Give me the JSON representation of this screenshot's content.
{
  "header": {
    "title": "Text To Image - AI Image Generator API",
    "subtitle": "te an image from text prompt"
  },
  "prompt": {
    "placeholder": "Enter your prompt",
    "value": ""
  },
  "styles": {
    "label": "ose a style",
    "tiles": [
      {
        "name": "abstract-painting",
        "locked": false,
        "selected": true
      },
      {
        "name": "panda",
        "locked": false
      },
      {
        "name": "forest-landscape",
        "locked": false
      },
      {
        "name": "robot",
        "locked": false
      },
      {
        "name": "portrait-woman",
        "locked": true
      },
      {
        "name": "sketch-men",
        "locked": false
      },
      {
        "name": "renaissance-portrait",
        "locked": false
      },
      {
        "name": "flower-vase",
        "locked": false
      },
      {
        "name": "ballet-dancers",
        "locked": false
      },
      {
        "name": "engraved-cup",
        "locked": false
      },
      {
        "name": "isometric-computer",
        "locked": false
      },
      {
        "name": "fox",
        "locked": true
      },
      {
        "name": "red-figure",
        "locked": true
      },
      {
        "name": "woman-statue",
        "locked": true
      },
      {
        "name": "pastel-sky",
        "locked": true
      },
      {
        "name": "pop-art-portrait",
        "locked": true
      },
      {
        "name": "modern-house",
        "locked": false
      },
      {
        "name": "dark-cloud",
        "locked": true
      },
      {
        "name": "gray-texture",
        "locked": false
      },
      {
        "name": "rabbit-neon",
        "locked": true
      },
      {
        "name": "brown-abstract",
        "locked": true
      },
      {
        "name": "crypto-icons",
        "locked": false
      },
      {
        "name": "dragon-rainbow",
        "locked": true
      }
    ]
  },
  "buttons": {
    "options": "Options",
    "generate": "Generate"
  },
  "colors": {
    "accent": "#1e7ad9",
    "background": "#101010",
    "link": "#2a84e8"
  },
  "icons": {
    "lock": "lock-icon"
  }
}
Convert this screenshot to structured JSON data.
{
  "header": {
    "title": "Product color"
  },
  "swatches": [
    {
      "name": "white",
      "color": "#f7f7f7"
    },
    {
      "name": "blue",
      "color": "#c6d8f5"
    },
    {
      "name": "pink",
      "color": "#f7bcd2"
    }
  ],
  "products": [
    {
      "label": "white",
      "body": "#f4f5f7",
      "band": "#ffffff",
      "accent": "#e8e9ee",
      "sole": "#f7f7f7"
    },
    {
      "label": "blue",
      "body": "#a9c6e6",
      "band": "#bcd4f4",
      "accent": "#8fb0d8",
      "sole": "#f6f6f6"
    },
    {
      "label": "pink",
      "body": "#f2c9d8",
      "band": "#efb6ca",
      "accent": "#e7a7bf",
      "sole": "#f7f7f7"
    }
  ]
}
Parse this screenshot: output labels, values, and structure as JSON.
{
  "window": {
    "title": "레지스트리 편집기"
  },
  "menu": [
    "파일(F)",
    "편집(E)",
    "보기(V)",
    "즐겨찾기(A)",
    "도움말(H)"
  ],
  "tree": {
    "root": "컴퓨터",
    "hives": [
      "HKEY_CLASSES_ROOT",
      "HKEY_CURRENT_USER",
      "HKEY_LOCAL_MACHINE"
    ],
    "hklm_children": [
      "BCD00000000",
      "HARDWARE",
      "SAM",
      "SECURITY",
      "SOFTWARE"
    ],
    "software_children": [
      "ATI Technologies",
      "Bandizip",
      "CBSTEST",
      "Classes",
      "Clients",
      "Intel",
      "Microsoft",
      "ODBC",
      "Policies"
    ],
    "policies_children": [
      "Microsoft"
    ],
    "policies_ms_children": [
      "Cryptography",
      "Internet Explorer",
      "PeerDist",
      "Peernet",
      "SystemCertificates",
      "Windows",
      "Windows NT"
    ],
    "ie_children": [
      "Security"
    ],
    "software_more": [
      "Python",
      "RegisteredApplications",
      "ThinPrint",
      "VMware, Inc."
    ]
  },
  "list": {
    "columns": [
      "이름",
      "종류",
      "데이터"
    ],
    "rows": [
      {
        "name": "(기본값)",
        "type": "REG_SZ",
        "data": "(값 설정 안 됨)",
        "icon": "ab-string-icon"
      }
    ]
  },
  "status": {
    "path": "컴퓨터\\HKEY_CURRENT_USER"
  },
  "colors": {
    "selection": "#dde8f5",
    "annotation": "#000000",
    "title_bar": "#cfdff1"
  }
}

-- Aim of the task --
Please set down each line of the records exactly as given.

-- Solution to the problem --
Give me the JSON representation of this screenshot's content.
{
  "header": {
    "title": "Text To Image - AI Image Generator API",
    "subtitle": "te an image from text prompt"
  },
  "prompt": {
    "placeholder": "Enter your prompt",
    "value": ""
  },
  "styles": {
    "label": "ose a style",
    "tiles": [
      {
        "name": "abstract-painting",
        "locked": false,
        "selected": true
      },
      {
        "name": "panda",
        "locked": false
      },
      {
        "name": "forest-landscape",
        "locked": false
      },
      {
        "name": "robot",
        "locked": false
      },
      {
        "name": "portrait-woman",
        "locked": true
      },
      {
        "name": "sketch-men",
        "locked": false
      },
      {
        "name": "renaissance-portrait",
        "locked": false
      },
      {
        "name": "flower-vase",
        "locked": false
      },
      {
        "name": "ballet-dancers",
        "locked": false
      },
      {
        "name": "engraved-cup",
        "locked": false
      },
      {
        "name": "isometric-computer",
        "locked": false
      },
      {
        "name": "fox",
        "locked": true
      },
      {
        "name": "red-figure",
        "locked": true
      },
      {
        "name": "woman-statue",
        "locked": true
      },
      {
        "name": "pastel-sky",
        "locked": true
      },
      {
        "name": "pop-art-portrait",
        "locked": true
      },
      {
        "name": "modern-house",
        "locked": false
      },
      {
        "name": "dark-cloud",
        "locked": true
      },
      {
        "name": "gray-texture",
        "locked": false
      },
      {
        "name": "rabbit-neon",
        "locked": true
      },
      {
        "name": "brown-abstract",
        "locked": true
      },
      {
        "name": "crypto-icons",
        "locked": false
      },
      {
        "name": "dragon-rainbow",
        "locked": true
      }
    ]
  },
  "buttons": {
    "options": "Options",
    "generate": "Generate"
  },
  "colors": {
    "accent": "#1e7ad9",
    "background": "#101010",
    "link": "#2a84e8"
  },
  "icons": {
    "lock": "lock-icon"
  }
}
Convert this screenshot to structured JSON data.
{
  "header": {
    "title": "Product color"
  },
  "swatches": [
    {
      "name": "white",
      "color": "#f7f7f7"
    },
    {
      "name": "blue",
      "color": "#c6d8f5"
    },
    {
      "name": "pink",
      "color": "#f7bcd2"
    }
  ],
  "products": [
    {
      "label": "white",
      "body": "#f4f5f7",
      "band": "#ffffff",
      "accent": "#e8e9ee",
      "sole": "#f7f7f7"
    },
    {
      "label": "blue",
      "body": "#a9c6e6",
      "band": "#bcd4f4",
      "accent": "#8fb0d8",
      "sole": "#f6f6f6"
    },
    {
      "label": "pink",
      "body": "#f2c9d8",
      "band": "#efb6ca",
      "accent": "#e7a7bf",
      "sole": "#f7f7f7"
    }
  ]
}
Parse this screenshot: output labels, values, and structure as JSON.
{
  "window": {
    "title": "레지스트리 편집기"
  },
  "menu": [
    "파일(F)",
    "편집(E)",
    "보기(V)",
    "즐겨찾기(A)",
    "도움말(H)"
  ],
  "tree": {
    "root": "컴퓨터",
    "hives": [
      "HKEY_CLASSES_ROOT",
      "HKEY_CURRENT_USER",
      "HKEY_LOCAL_MACHINE"
    ],
    "hklm_children": [
      "BCD00000000",
      "HARDWARE",
      "SAM",
      "SECURITY",
      "SOFTWARE"
    ],
    "software_children": [
      "ATI Technologies",
      "Bandizip",
      "CBSTEST",
      "Classes",
      "Clients",
      "Intel",
      "Microsoft",
      "ODBC",
      "Policies"
    ],
    "policies_children": [
      "Microsoft"
    ],
    "policies_ms_children": [
      "Cryptography",
      "Internet Explorer",
      "PeerDist",
      "Peernet",
      "SystemCertificates",
      "Windows",
      "Windows NT"
    ],
    "ie_children": [
      "Security"
    ],
    "software_more": [
      "Python",
      "RegisteredApplications",
      "ThinPrint",
      "VMware, Inc."
    ]
  },
  "list": {
    "columns": [
      "이름",
      "종류",
      "데이터"
    ],
    "rows": [
      {
        "name": "(기본값)",
        "type": "REG_SZ",
        "data": "(값 설정 안 됨)",
        "icon": "ab-string-icon"
      }
    ]
  },
  "status": {
    "path": "컴퓨터\\HKEY_CURRENT_USER"
  },
  "colors": {
    "selection": "#dde8f5",
    "annotation": "#000000",
    "title_bar": "#cfdff1"
  }
}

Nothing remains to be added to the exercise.